■ GIVEN DATA
━━━━━━━━━━━━━━━━━━━━━━━━━━━━━━

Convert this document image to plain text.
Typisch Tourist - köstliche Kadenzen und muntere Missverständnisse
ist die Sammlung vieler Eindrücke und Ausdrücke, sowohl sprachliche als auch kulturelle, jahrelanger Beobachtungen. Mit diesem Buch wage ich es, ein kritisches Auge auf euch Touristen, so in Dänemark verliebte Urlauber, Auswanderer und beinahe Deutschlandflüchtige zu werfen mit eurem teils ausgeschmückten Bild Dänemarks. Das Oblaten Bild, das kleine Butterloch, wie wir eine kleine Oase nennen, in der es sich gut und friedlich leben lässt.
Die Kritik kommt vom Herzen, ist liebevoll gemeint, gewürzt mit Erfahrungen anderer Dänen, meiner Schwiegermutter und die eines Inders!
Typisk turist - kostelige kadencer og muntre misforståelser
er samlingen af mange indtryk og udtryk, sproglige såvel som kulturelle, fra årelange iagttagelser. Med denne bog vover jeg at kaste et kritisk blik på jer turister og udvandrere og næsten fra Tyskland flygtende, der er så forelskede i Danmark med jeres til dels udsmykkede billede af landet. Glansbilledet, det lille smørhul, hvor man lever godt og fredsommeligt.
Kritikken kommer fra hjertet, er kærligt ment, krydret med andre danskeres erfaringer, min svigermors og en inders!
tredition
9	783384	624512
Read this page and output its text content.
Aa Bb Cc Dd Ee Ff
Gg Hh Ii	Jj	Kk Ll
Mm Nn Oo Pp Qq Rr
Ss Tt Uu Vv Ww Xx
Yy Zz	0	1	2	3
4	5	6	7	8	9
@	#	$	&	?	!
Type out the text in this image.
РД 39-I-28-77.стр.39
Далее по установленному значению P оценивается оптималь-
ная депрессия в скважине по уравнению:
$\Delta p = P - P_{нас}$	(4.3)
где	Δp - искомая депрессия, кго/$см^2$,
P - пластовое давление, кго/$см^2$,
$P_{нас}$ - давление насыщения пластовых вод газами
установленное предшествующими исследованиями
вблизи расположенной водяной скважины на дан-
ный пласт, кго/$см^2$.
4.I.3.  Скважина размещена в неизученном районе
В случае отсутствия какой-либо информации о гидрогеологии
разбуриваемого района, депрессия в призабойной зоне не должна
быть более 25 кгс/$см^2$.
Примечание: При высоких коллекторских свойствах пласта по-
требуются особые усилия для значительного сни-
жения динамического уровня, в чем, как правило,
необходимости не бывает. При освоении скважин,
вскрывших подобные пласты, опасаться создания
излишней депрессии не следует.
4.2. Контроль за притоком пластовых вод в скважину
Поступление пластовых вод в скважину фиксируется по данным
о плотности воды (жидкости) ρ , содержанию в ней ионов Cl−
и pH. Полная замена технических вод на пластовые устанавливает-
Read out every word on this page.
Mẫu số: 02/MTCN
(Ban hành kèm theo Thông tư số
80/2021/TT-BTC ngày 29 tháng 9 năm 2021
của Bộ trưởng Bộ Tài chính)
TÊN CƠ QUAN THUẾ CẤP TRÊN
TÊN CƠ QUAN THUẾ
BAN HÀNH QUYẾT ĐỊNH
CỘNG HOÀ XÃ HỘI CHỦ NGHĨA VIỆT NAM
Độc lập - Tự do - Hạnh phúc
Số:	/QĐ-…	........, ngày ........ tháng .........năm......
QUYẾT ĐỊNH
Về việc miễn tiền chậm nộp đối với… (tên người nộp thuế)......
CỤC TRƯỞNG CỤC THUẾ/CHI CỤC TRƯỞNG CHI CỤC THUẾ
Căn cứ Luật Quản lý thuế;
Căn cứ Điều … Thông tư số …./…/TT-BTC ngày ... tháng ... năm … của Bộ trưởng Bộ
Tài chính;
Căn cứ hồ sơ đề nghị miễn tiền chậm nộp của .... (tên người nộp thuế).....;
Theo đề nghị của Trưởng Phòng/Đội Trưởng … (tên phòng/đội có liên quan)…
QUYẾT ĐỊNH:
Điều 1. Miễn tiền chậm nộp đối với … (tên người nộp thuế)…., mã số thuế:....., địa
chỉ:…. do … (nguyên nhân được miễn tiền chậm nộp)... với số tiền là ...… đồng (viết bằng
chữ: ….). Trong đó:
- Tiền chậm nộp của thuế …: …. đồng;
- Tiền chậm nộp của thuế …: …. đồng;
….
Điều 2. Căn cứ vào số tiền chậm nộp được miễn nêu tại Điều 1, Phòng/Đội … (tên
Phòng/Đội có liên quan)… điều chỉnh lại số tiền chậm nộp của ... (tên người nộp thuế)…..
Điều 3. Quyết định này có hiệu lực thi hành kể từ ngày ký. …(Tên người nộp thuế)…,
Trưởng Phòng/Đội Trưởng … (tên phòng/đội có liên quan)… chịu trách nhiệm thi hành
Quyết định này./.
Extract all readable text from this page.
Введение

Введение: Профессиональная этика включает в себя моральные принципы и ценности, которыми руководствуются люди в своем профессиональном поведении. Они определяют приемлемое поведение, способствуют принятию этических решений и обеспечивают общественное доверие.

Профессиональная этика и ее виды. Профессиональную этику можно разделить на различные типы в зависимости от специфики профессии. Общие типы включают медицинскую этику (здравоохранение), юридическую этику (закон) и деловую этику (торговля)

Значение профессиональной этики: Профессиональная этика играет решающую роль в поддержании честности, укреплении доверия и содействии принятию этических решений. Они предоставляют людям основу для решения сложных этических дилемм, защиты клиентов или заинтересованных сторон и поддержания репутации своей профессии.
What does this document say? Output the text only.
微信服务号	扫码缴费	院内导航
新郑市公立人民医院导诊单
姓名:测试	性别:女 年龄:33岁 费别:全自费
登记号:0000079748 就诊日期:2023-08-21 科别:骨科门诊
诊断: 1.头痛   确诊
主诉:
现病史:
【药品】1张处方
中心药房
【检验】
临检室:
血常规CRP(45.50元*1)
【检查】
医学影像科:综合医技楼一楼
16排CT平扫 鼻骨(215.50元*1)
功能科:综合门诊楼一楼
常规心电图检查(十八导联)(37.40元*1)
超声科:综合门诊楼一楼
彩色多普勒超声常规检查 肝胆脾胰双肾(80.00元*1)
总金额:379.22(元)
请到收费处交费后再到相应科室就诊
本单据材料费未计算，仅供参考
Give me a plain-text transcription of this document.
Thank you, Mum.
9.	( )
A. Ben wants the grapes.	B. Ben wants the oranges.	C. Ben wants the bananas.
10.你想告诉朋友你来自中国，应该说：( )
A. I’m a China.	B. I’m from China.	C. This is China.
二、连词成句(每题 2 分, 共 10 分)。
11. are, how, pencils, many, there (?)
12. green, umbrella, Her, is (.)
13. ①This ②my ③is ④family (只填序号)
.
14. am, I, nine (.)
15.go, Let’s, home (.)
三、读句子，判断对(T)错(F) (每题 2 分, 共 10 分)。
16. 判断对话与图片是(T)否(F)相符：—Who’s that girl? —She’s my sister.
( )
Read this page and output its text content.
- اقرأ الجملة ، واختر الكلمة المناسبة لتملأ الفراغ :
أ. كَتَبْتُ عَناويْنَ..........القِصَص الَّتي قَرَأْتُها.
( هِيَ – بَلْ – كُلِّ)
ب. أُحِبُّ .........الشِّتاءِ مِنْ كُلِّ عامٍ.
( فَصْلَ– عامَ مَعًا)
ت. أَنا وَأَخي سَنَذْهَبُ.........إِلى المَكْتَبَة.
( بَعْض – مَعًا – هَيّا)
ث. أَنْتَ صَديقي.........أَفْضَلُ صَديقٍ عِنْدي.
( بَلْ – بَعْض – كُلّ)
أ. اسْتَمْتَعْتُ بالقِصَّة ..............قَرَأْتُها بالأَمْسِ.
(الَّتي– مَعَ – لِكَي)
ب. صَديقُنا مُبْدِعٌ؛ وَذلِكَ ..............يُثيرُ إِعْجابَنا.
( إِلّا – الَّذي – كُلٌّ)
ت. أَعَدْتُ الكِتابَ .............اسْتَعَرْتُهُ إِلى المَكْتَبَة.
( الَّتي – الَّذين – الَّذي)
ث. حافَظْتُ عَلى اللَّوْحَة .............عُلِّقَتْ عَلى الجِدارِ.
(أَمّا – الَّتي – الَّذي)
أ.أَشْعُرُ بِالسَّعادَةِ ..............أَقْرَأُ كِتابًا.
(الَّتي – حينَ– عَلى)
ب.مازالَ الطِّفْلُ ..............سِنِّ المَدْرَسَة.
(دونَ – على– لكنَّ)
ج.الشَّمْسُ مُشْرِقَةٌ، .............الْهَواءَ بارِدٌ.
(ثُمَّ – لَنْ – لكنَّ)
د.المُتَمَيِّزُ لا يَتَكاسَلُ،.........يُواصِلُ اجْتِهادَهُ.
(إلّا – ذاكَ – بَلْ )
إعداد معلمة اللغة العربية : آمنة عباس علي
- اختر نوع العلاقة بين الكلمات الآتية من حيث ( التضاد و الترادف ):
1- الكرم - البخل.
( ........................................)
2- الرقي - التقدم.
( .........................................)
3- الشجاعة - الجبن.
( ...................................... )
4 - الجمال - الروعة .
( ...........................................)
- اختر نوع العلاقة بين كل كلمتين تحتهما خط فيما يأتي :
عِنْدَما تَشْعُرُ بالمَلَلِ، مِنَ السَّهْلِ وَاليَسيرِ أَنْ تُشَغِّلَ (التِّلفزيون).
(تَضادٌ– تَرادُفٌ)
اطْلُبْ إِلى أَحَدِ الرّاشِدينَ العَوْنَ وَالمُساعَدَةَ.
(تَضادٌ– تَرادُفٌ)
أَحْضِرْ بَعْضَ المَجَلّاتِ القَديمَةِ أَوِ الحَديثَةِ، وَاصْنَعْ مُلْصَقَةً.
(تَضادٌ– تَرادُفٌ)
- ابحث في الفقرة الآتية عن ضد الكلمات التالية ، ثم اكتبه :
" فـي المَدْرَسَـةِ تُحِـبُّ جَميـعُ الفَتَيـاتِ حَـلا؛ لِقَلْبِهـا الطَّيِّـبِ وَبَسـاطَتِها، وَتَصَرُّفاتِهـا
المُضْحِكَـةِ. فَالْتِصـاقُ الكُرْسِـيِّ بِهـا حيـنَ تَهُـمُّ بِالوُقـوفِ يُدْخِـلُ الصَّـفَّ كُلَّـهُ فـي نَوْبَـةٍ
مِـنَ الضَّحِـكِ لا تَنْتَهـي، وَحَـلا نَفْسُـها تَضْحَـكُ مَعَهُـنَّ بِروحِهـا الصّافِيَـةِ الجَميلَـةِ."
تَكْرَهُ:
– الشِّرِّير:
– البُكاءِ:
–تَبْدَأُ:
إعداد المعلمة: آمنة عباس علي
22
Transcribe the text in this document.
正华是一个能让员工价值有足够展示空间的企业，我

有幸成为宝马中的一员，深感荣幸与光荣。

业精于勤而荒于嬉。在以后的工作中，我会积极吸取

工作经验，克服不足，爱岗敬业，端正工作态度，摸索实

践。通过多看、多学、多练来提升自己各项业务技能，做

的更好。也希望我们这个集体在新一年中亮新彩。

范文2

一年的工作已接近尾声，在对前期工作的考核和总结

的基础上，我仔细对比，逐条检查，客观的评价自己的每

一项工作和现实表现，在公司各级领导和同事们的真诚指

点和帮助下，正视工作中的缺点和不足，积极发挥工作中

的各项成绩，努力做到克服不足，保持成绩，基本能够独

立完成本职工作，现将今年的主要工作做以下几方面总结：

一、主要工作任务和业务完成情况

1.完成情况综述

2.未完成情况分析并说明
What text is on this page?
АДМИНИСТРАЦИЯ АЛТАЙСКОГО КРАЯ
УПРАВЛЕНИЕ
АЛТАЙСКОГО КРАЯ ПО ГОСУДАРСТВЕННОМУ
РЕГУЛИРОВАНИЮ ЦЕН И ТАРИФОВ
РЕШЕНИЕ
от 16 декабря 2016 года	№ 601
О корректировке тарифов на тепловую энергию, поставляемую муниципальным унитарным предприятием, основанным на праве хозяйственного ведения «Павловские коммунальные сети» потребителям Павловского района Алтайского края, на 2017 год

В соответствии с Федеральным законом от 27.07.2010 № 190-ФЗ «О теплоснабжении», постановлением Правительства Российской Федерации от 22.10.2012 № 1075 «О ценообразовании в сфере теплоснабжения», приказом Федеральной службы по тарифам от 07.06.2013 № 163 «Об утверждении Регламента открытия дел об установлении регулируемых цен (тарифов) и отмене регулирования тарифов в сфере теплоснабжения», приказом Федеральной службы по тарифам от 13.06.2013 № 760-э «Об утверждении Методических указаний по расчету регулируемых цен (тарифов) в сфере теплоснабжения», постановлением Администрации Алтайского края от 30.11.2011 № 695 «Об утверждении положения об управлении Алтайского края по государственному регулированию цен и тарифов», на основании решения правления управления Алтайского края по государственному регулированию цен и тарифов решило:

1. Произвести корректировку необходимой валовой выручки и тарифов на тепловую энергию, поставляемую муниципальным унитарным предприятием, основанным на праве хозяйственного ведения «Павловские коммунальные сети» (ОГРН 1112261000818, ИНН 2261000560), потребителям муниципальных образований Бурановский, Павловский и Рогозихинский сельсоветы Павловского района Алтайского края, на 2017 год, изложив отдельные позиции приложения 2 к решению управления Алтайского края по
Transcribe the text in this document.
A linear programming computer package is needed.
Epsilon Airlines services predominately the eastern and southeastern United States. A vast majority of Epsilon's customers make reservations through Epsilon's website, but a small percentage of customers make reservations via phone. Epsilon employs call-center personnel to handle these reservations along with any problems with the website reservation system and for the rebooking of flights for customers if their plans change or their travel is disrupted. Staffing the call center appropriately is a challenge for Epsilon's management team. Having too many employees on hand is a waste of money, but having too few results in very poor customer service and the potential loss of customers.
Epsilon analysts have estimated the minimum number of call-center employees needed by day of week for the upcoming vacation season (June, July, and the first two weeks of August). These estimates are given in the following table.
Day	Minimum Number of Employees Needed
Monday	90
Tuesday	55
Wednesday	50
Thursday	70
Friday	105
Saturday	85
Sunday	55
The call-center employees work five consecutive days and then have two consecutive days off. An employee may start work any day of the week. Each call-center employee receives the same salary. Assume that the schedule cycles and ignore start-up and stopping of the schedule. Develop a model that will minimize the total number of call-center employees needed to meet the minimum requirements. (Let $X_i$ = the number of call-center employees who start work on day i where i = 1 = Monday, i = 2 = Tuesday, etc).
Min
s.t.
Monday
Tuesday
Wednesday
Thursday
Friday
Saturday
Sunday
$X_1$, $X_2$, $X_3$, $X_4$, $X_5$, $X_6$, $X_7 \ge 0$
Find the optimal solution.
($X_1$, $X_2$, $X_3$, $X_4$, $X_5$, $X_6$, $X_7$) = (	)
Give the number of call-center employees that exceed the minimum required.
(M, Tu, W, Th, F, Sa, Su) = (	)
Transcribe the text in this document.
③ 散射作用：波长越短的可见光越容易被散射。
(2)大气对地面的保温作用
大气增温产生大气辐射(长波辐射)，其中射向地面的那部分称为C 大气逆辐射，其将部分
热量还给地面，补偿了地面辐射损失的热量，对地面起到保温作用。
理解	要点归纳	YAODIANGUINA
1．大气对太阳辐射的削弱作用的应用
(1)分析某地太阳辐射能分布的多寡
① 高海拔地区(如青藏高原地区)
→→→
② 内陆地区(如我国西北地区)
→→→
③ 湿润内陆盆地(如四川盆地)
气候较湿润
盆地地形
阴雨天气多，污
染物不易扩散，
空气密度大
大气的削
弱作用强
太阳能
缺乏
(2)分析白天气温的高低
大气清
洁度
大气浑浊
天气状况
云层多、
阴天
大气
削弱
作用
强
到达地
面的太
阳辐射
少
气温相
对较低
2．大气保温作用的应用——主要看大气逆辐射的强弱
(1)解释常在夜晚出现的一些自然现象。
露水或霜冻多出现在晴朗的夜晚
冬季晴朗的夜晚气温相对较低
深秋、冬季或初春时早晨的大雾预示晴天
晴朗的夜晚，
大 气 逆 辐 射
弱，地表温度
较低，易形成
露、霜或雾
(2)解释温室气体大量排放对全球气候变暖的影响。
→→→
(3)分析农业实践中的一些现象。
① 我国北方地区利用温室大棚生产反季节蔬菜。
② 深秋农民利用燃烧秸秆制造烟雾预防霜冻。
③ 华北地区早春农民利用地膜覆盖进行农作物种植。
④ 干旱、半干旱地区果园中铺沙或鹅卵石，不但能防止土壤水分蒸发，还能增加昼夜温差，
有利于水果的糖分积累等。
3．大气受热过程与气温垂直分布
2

━━━━━━━━━━━━━━━━━━━━━━━━━━━━━━

■ WORK TO BE COMPLETED
In the entries above, how many lines contain the word "ведения"? Answer with the number only.

■ REPLY
2